▶ **DIRECTIONS FOR THIS TASK**:
Begin the copy at the line containing "Read this page and output its text content." and end it at the final line of the material below, reproducing each line exactly, without images.

## start SUPPLIED RECORDS

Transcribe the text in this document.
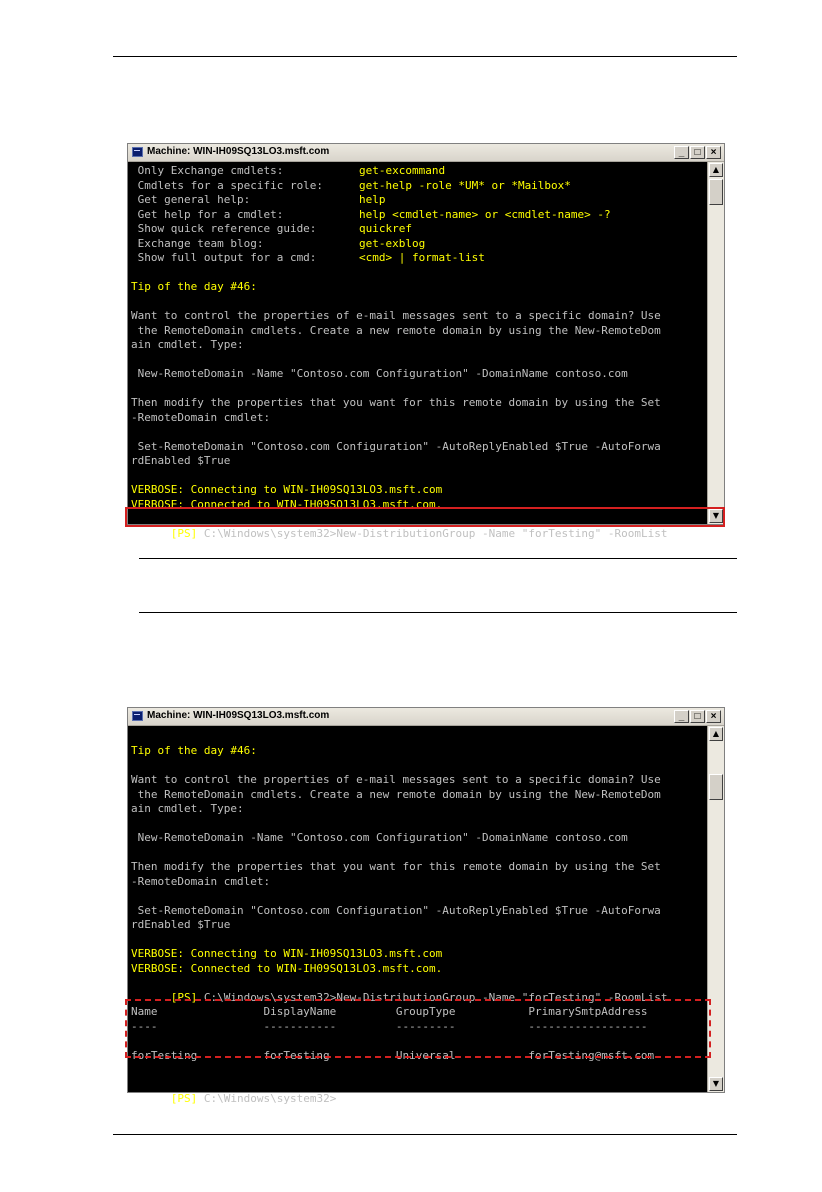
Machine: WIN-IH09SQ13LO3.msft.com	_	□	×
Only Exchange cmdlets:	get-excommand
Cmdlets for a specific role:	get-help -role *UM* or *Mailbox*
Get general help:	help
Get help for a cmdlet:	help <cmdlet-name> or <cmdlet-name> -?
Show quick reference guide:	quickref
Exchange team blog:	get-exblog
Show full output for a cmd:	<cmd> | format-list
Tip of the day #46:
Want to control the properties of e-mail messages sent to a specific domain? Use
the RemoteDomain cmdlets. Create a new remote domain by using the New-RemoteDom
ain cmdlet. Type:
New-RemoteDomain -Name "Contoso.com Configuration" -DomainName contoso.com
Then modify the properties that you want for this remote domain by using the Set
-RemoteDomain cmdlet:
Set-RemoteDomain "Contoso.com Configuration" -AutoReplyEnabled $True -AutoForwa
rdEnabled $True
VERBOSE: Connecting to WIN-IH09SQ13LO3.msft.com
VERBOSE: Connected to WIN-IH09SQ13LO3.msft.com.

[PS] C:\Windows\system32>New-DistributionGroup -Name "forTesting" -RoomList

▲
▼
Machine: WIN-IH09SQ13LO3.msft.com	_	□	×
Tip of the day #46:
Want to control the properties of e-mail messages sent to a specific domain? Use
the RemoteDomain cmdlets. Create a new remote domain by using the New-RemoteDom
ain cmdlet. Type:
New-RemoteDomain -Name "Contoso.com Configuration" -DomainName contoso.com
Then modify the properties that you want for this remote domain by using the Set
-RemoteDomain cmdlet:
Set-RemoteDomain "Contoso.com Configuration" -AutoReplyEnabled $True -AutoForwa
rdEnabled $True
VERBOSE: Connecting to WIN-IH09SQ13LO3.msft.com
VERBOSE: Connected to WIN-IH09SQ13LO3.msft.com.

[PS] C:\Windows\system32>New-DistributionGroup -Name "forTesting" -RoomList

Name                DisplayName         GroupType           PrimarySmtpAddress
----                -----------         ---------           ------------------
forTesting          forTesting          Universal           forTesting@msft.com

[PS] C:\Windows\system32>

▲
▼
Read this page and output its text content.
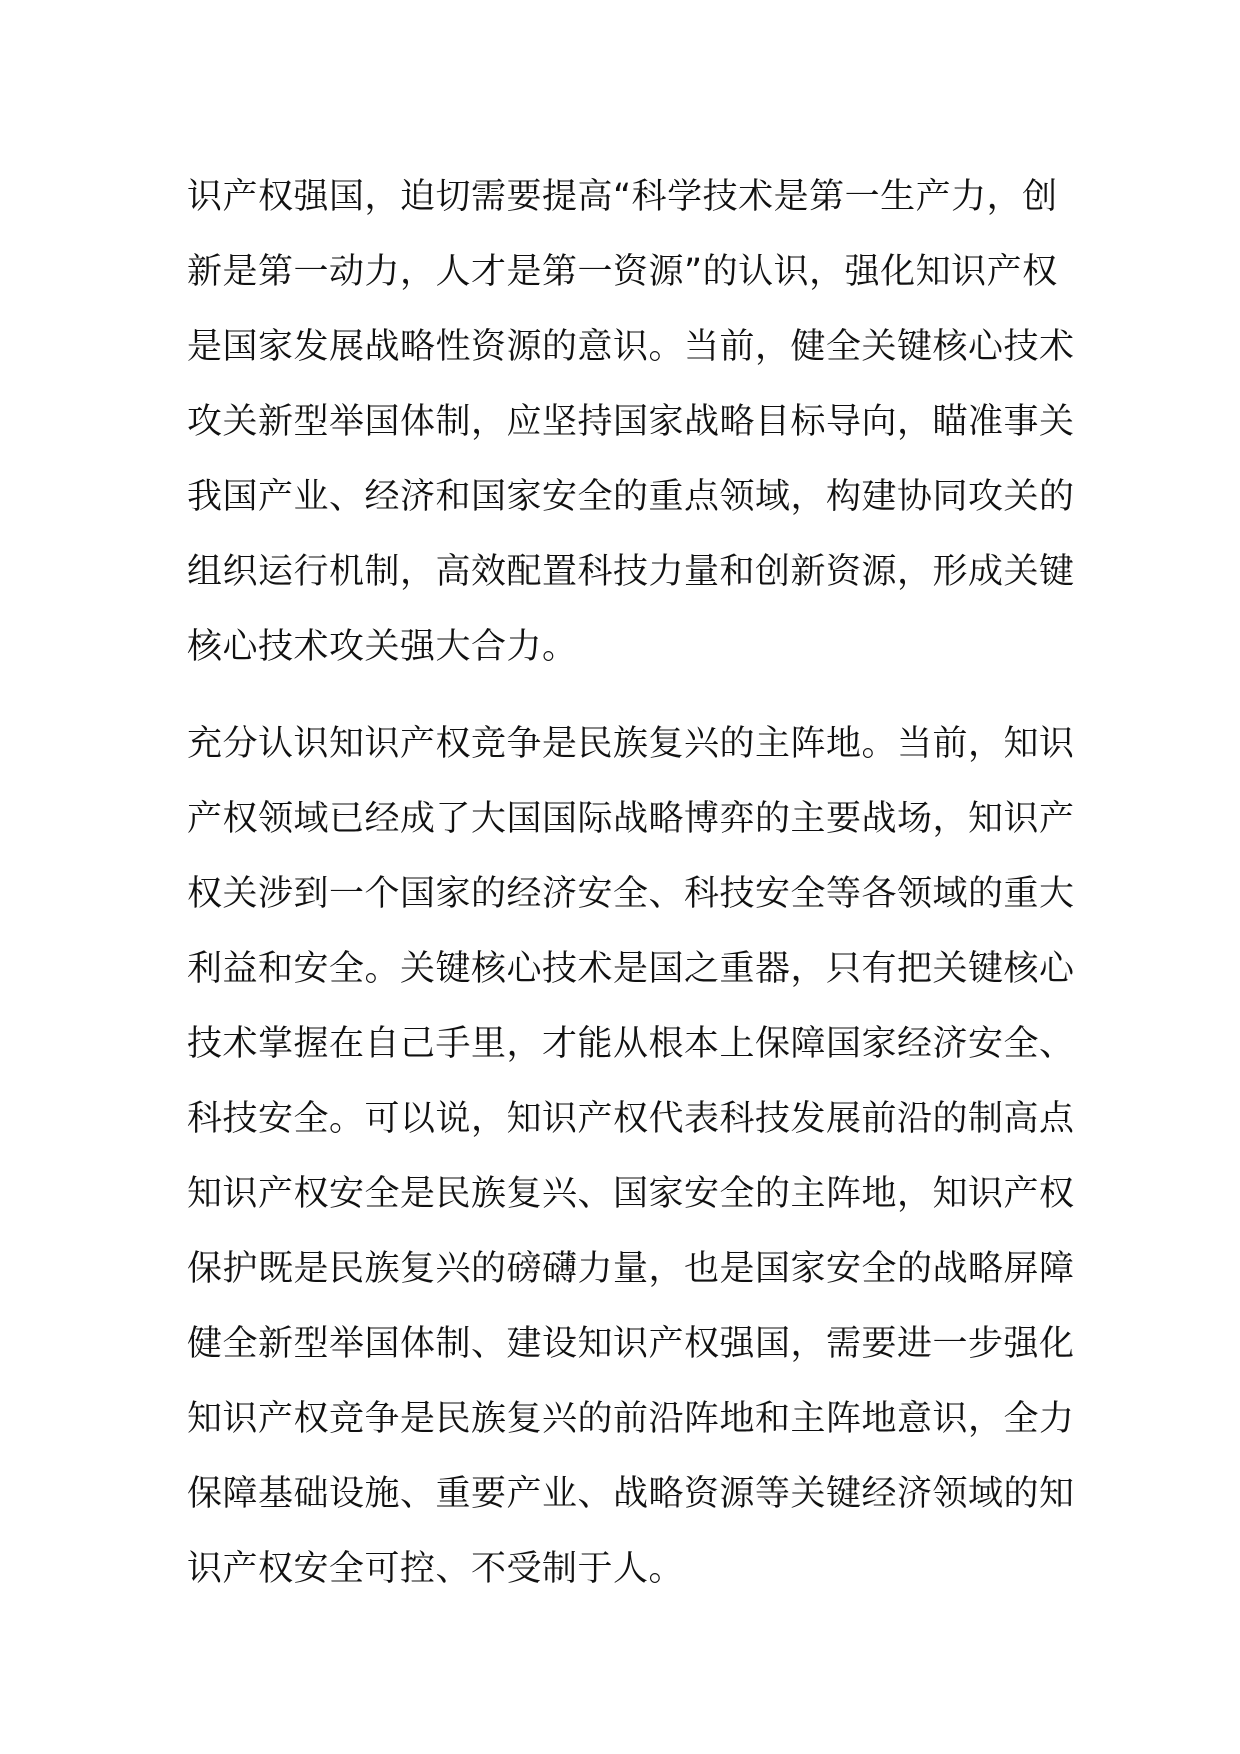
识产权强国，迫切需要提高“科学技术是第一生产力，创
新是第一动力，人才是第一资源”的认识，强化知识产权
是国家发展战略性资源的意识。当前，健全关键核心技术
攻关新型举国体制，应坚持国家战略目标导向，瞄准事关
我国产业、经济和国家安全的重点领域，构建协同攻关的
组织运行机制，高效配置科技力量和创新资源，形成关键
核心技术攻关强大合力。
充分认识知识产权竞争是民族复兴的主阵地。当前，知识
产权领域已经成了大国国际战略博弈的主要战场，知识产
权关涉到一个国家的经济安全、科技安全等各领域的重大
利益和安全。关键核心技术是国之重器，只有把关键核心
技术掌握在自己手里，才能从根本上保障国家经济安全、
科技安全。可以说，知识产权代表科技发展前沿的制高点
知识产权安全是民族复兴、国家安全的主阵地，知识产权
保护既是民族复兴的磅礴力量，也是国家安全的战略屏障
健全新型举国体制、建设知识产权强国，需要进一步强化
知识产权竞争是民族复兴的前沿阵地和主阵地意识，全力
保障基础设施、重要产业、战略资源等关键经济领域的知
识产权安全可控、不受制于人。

## end SUPPLIED RECORDS

▶ **RESULT BELOW**:
Read this page and output its text content.
识产权强国，迫切需要提高“科学技术是第一生产力，创
新是第一动力，人才是第一资源”的认识，强化知识产权
是国家发展战略性资源的意识。当前，健全关键核心技术
攻关新型举国体制，应坚持国家战略目标导向，瞄准事关
我国产业、经济和国家安全的重点领域，构建协同攻关的
组织运行机制，高效配置科技力量和创新资源，形成关键
核心技术攻关强大合力。
充分认识知识产权竞争是民族复兴的主阵地。当前，知识
产权领域已经成了大国国际战略博弈的主要战场，知识产
权关涉到一个国家的经济安全、科技安全等各领域的重大
利益和安全。关键核心技术是国之重器，只有把关键核心
技术掌握在自己手里，才能从根本上保障国家经济安全、
科技安全。可以说，知识产权代表科技发展前沿的制高点
知识产权安全是民族复兴、国家安全的主阵地，知识产权
保护既是民族复兴的磅礴力量，也是国家安全的战略屏障
健全新型举国体制、建设知识产权强国，需要进一步强化
知识产权竞争是民族复兴的前沿阵地和主阵地意识，全力
保障基础设施、重要产业、战略资源等关键经济领域的知
识产权安全可控、不受制于人。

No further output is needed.